Requirements – Could you write out all the records again, swapping "volume-bar" for "vol-bar" everywhere it occurs and changing nothing else?

Data –

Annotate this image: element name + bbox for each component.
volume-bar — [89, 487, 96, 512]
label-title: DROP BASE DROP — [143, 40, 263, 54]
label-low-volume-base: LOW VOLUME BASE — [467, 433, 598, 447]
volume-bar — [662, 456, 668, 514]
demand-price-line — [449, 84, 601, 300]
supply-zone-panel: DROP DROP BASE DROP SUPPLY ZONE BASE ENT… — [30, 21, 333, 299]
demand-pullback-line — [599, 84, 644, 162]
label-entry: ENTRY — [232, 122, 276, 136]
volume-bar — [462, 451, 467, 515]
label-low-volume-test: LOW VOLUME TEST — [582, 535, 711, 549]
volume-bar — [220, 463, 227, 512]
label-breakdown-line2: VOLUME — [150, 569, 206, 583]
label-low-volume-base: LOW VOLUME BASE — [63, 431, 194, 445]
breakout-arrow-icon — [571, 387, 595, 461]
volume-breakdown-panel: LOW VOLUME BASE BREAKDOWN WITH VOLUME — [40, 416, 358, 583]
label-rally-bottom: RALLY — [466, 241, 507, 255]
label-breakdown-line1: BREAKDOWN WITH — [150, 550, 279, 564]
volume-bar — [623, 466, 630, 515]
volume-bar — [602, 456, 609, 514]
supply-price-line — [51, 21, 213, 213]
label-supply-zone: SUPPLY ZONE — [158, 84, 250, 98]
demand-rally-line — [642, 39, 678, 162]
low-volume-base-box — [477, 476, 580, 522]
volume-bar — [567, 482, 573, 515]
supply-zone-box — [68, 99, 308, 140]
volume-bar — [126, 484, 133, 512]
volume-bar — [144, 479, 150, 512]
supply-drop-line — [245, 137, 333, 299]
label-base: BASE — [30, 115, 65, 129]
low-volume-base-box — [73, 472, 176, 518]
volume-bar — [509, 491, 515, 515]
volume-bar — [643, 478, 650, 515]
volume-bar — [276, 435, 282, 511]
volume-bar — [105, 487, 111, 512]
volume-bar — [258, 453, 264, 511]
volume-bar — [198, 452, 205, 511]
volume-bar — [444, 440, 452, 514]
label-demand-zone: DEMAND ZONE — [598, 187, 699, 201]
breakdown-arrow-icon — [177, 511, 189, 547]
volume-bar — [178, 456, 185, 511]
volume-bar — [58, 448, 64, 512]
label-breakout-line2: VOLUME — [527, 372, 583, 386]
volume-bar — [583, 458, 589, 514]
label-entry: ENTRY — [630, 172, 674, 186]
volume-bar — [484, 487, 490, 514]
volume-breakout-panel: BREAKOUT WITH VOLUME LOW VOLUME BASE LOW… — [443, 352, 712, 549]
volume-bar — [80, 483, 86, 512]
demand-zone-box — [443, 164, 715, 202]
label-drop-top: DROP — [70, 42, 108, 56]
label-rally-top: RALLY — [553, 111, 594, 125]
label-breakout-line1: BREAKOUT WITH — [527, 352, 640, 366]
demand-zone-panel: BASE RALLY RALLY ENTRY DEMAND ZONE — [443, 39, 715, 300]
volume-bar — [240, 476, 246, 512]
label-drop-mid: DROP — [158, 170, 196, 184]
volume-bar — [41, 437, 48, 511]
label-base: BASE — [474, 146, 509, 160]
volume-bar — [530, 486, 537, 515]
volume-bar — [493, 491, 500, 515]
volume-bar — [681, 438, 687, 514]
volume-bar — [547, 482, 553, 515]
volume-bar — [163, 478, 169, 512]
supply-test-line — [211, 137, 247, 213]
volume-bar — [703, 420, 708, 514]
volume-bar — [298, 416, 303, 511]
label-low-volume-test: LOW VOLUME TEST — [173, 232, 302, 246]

Exercise answer –
Annotate this image: element name + bbox for each component.
vol-bar — [89, 487, 96, 512]
label-title: DROP BASE DROP — [143, 40, 263, 54]
label-low-volume-base: LOW VOLUME BASE — [467, 433, 598, 447]
vol-bar — [662, 456, 668, 514]
demand-price-line — [449, 84, 601, 300]
supply-zone-panel: DROP DROP BASE DROP SUPPLY ZONE BASE ENT… — [30, 21, 333, 299]
demand-pullback-line — [599, 84, 644, 162]
label-entry: ENTRY — [232, 122, 276, 136]
vol-bar — [462, 451, 467, 515]
label-low-volume-test: LOW VOLUME TEST — [582, 535, 711, 549]
vol-bar — [220, 463, 227, 512]
label-breakdown-line2: VOLUME — [150, 569, 206, 583]
label-low-volume-base: LOW VOLUME BASE — [63, 431, 194, 445]
breakout-arrow-icon — [571, 387, 595, 461]
volume-breakdown-panel: LOW VOLUME BASE BREAKDOWN WITH VOLUME — [40, 416, 358, 583]
label-rally-bottom: RALLY — [466, 241, 507, 255]
label-breakdown-line1: BREAKDOWN WITH — [150, 550, 279, 564]
vol-bar — [623, 466, 630, 515]
vol-bar — [602, 456, 609, 514]
supply-price-line — [51, 21, 213, 213]
label-supply-zone: SUPPLY ZONE — [158, 84, 250, 98]
demand-rally-line — [642, 39, 678, 162]
low-volume-base-box — [477, 476, 580, 522]
vol-bar — [567, 482, 573, 515]
supply-zone-box — [68, 99, 308, 140]
vol-bar — [126, 484, 133, 512]
vol-bar — [144, 479, 150, 512]
supply-drop-line — [245, 137, 333, 299]
label-base: BASE — [30, 115, 65, 129]
low-volume-base-box — [73, 472, 176, 518]
vol-bar — [509, 491, 515, 515]
vol-bar — [643, 478, 650, 515]
vol-bar — [276, 435, 282, 511]
vol-bar — [105, 487, 111, 512]
vol-bar — [258, 453, 264, 511]
vol-bar — [198, 452, 205, 511]
vol-bar — [444, 440, 452, 514]
label-demand-zone: DEMAND ZONE — [598, 187, 699, 201]
breakdown-arrow-icon — [177, 511, 189, 547]
vol-bar — [178, 456, 185, 511]
vol-bar — [58, 448, 64, 512]
label-breakout-line2: VOLUME — [527, 372, 583, 386]
vol-bar — [583, 458, 589, 514]
label-entry: ENTRY — [630, 172, 674, 186]
vol-bar — [484, 487, 490, 514]
volume-breakout-panel: BREAKOUT WITH VOLUME LOW VOLUME BASE LOW… — [443, 352, 712, 549]
vol-bar — [80, 483, 86, 512]
demand-zone-box — [443, 164, 715, 202]
label-drop-top: DROP — [70, 42, 108, 56]
label-rally-top: RALLY — [553, 111, 594, 125]
label-breakout-line1: BREAKOUT WITH — [527, 352, 640, 366]
demand-zone-panel: BASE RALLY RALLY ENTRY DEMAND ZONE — [443, 39, 715, 300]
vol-bar — [240, 476, 246, 512]
label-drop-mid: DROP — [158, 170, 196, 184]
vol-bar — [41, 437, 48, 511]
label-base: BASE — [474, 146, 509, 160]
vol-bar — [530, 486, 537, 515]
vol-bar — [493, 491, 500, 515]
vol-bar — [681, 438, 687, 514]
vol-bar — [547, 482, 553, 515]
vol-bar — [163, 478, 169, 512]
supply-test-line — [211, 137, 247, 213]
vol-bar — [703, 420, 708, 514]
vol-bar — [298, 416, 303, 511]
label-low-volume-test: LOW VOLUME TEST — [173, 232, 302, 246]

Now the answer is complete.